- _Records supplied_:
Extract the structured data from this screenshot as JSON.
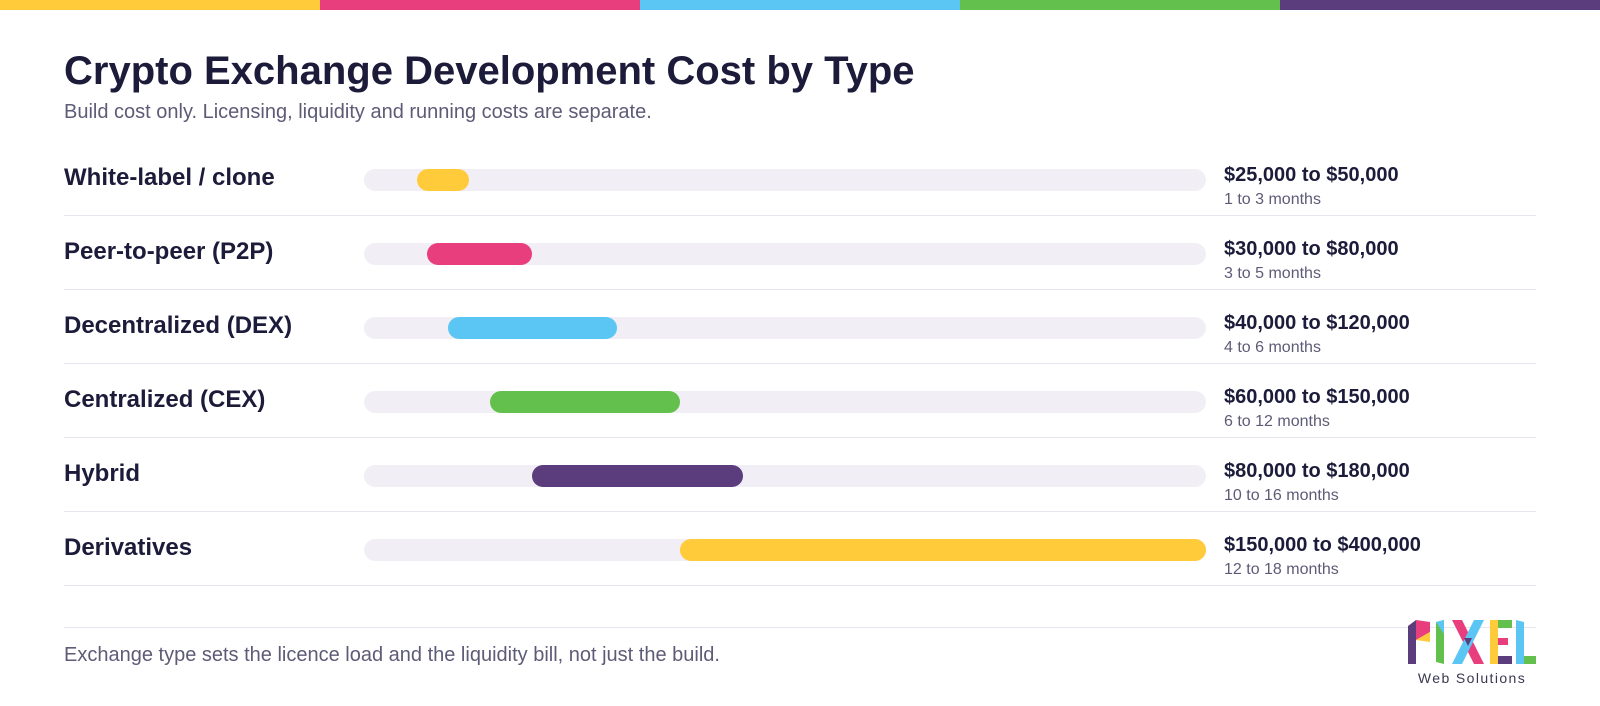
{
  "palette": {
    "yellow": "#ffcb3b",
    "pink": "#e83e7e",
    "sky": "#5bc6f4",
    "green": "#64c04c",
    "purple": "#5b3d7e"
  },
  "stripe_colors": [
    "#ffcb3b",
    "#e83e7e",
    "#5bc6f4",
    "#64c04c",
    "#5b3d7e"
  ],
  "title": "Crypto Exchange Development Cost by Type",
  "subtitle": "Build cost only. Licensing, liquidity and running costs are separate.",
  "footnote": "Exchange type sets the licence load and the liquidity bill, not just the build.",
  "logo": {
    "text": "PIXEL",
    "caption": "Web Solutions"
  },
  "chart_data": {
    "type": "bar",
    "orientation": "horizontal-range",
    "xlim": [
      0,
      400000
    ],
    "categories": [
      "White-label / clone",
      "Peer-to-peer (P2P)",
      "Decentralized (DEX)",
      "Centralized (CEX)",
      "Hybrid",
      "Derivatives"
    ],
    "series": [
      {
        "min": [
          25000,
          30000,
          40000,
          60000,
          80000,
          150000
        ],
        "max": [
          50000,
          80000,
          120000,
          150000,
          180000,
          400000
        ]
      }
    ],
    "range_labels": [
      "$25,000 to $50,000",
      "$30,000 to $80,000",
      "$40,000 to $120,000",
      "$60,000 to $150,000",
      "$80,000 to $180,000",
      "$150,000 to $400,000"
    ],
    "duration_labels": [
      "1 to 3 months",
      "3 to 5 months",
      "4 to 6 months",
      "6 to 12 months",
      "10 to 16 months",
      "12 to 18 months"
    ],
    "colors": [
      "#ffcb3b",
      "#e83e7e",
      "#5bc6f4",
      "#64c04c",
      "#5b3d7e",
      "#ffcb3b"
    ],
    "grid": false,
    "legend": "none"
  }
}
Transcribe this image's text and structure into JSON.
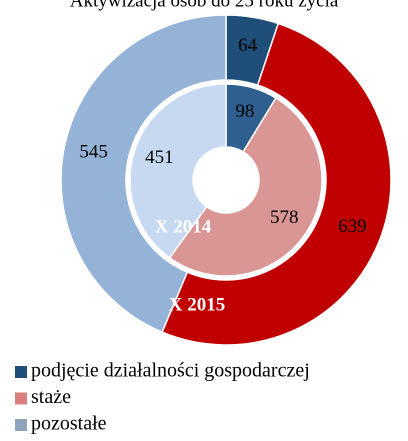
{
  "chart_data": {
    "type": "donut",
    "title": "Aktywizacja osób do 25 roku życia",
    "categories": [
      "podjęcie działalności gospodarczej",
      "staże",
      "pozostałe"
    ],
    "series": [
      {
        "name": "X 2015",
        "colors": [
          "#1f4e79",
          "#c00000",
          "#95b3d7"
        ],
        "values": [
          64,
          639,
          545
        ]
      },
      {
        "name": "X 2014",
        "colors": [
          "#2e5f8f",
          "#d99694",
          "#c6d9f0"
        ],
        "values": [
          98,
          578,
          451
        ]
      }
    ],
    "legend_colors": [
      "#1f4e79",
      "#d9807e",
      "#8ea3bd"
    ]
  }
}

- _Work instructions_: Write out each entry exactly as given, but skip the pictures.

- _Task solution_:
Extract the structured data from this screenshot as JSON.
{
  "palette": {
    "yellow": "#ffcb3b",
    "pink": "#e83e7e",
    "sky": "#5bc6f4",
    "green": "#64c04c",
    "purple": "#5b3d7e"
  },
  "stripe_colors": [
    "#ffcb3b",
    "#e83e7e",
    "#5bc6f4",
    "#64c04c",
    "#5b3d7e"
  ],
  "title": "Crypto Exchange Development Cost by Type",
  "subtitle": "Build cost only. Licensing, liquidity and running costs are separate.",
  "footnote": "Exchange type sets the licence load and the liquidity bill, not just the build.",
  "logo": {
    "text": "PIXEL",
    "caption": "Web Solutions"
  },
  "chart_data": {
    "type": "bar",
    "orientation": "horizontal-range",
    "xlim": [
      0,
      400000
    ],
    "categories": [
      "White-label / clone",
      "Peer-to-peer (P2P)",
      "Decentralized (DEX)",
      "Centralized (CEX)",
      "Hybrid",
      "Derivatives"
    ],
    "series": [
      {
        "min": [
          25000,
          30000,
          40000,
          60000,
          80000,
          150000
        ],
        "max": [
          50000,
          80000,
          120000,
          150000,
          180000,
          400000
        ]
      }
    ],
    "range_labels": [
      "$25,000 to $50,000",
      "$30,000 to $80,000",
      "$40,000 to $120,000",
      "$60,000 to $150,000",
      "$80,000 to $180,000",
      "$150,000 to $400,000"
    ],
    "duration_labels": [
      "1 to 3 months",
      "3 to 5 months",
      "4 to 6 months",
      "6 to 12 months",
      "10 to 16 months",
      "12 to 18 months"
    ],
    "colors": [
      "#ffcb3b",
      "#e83e7e",
      "#5bc6f4",
      "#64c04c",
      "#5b3d7e",
      "#ffcb3b"
    ],
    "grid": false,
    "legend": "none"
  }
}
Transcribe this image's text and structure into JSON.
{
  "chart_data": {
    "type": "donut",
    "title": "Aktywizacja osób do 25 roku życia",
    "categories": [
      "podjęcie działalności gospodarczej",
      "staże",
      "pozostałe"
    ],
    "series": [
      {
        "name": "X 2015",
        "colors": [
          "#1f4e79",
          "#c00000",
          "#95b3d7"
        ],
        "values": [
          64,
          639,
          545
        ]
      },
      {
        "name": "X 2014",
        "colors": [
          "#2e5f8f",
          "#d99694",
          "#c6d9f0"
        ],
        "values": [
          98,
          578,
          451
        ]
      }
    ],
    "legend_colors": [
      "#1f4e79",
      "#d9807e",
      "#8ea3bd"
    ]
  }
}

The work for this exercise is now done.